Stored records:
-.-.-
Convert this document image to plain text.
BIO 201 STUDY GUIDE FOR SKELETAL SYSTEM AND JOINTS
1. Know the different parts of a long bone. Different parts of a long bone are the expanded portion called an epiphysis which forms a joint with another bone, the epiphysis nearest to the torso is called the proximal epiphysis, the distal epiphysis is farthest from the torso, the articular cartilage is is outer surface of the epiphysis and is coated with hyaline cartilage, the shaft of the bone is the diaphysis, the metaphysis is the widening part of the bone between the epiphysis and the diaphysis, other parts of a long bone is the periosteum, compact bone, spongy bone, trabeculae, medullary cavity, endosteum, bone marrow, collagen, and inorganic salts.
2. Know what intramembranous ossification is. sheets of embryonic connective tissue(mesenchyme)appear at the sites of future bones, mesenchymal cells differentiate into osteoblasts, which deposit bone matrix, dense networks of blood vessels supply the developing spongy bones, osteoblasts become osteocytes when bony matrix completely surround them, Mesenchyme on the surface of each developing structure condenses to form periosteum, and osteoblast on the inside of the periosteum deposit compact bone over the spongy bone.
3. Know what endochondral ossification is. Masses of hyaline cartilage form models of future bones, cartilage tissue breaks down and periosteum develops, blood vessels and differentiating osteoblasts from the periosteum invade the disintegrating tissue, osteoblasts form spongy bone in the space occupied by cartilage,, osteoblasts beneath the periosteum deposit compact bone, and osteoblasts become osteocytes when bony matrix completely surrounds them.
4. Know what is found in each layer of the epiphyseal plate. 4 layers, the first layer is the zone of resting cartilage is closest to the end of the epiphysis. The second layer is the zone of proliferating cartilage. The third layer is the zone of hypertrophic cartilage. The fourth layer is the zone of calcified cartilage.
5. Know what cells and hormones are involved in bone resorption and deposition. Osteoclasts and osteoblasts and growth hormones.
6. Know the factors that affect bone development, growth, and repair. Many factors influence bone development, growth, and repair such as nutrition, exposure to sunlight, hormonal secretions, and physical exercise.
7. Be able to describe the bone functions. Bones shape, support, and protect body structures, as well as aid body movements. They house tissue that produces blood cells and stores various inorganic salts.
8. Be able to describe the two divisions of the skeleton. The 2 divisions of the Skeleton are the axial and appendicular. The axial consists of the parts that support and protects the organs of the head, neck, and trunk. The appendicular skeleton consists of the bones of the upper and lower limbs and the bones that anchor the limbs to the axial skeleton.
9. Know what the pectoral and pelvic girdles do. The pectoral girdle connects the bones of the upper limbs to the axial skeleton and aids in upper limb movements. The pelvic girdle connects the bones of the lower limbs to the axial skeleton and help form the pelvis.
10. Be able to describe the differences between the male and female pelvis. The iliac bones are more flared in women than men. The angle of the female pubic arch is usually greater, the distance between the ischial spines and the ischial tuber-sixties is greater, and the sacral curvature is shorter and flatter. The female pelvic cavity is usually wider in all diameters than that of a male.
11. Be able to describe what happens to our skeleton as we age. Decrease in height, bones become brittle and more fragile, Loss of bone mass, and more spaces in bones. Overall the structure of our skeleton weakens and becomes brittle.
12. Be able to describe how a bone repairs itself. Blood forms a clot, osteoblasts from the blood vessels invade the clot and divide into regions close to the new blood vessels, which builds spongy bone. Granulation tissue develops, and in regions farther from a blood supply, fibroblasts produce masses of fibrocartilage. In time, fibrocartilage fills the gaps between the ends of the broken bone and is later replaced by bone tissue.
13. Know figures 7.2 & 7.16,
-.-.-
• **What is expected**
The response should consist of the entries, retyped exactly and in full.

• **Response to the exercise**
Convert this document image to plain text.
BIO 201 STUDY GUIDE FOR SKELETAL SYSTEM AND JOINTS
1. Know the different parts of a long bone. Different parts of a long bone are the expanded portion called an epiphysis which forms a joint with another bone, the epiphysis nearest to the torso is called the proximal epiphysis, the distal epiphysis is farthest from the torso, the articular cartilage is is outer surface of the epiphysis and is coated with hyaline cartilage, the shaft of the bone is the diaphysis, the metaphysis is the widening part of the bone between the epiphysis and the diaphysis, other parts of a long bone is the periosteum, compact bone, spongy bone, trabeculae, medullary cavity, endosteum, bone marrow, collagen, and inorganic salts.
2. Know what intramembranous ossification is. sheets of embryonic connective tissue(mesenchyme)appear at the sites of future bones, mesenchymal cells differentiate into osteoblasts, which deposit bone matrix, dense networks of blood vessels supply the developing spongy bones, osteoblasts become osteocytes when bony matrix completely surround them, Mesenchyme on the surface of each developing structure condenses to form periosteum, and osteoblast on the inside of the periosteum deposit compact bone over the spongy bone.
3. Know what endochondral ossification is. Masses of hyaline cartilage form models of future bones, cartilage tissue breaks down and periosteum develops, blood vessels and differentiating osteoblasts from the periosteum invade the disintegrating tissue, osteoblasts form spongy bone in the space occupied by cartilage,, osteoblasts beneath the periosteum deposit compact bone, and osteoblasts become osteocytes when bony matrix completely surrounds them.
4. Know what is found in each layer of the epiphyseal plate. 4 layers, the first layer is the zone of resting cartilage is closest to the end of the epiphysis. The second layer is the zone of proliferating cartilage. The third layer is the zone of hypertrophic cartilage. The fourth layer is the zone of calcified cartilage.
5. Know what cells and hormones are involved in bone resorption and deposition. Osteoclasts and osteoblasts and growth hormones.
6. Know the factors that affect bone development, growth, and repair. Many factors influence bone development, growth, and repair such as nutrition, exposure to sunlight, hormonal secretions, and physical exercise.
7. Be able to describe the bone functions. Bones shape, support, and protect body structures, as well as aid body movements. They house tissue that produces blood cells and stores various inorganic salts.
8. Be able to describe the two divisions of the skeleton. The 2 divisions of the Skeleton are the axial and appendicular. The axial consists of the parts that support and protects the organs of the head, neck, and trunk. The appendicular skeleton consists of the bones of the upper and lower limbs and the bones that anchor the limbs to the axial skeleton.
9. Know what the pectoral and pelvic girdles do. The pectoral girdle connects the bones of the upper limbs to the axial skeleton and aids in upper limb movements. The pelvic girdle connects the bones of the lower limbs to the axial skeleton and help form the pelvis.
10. Be able to describe the differences between the male and female pelvis. The iliac bones are more flared in women than men. The angle of the female pubic arch is usually greater, the distance between the ischial spines and the ischial tuber-sixties is greater, and the sacral curvature is shorter and flatter. The female pelvic cavity is usually wider in all diameters than that of a male.
11. Be able to describe what happens to our skeleton as we age. Decrease in height, bones become brittle and more fragile, Loss of bone mass, and more spaces in bones. Overall the structure of our skeleton weakens and becomes brittle.
12. Be able to describe how a bone repairs itself. Blood forms a clot, osteoblasts from the blood vessels invade the clot and divide into regions close to the new blood vessels, which builds spongy bone. Granulation tissue develops, and in regions farther from a blood supply, fibroblasts produce masses of fibrocartilage. In time, fibrocartilage fills the gaps between the ends of the broken bone and is later replaced by bone tissue.
13. Know figures 7.2 & 7.16,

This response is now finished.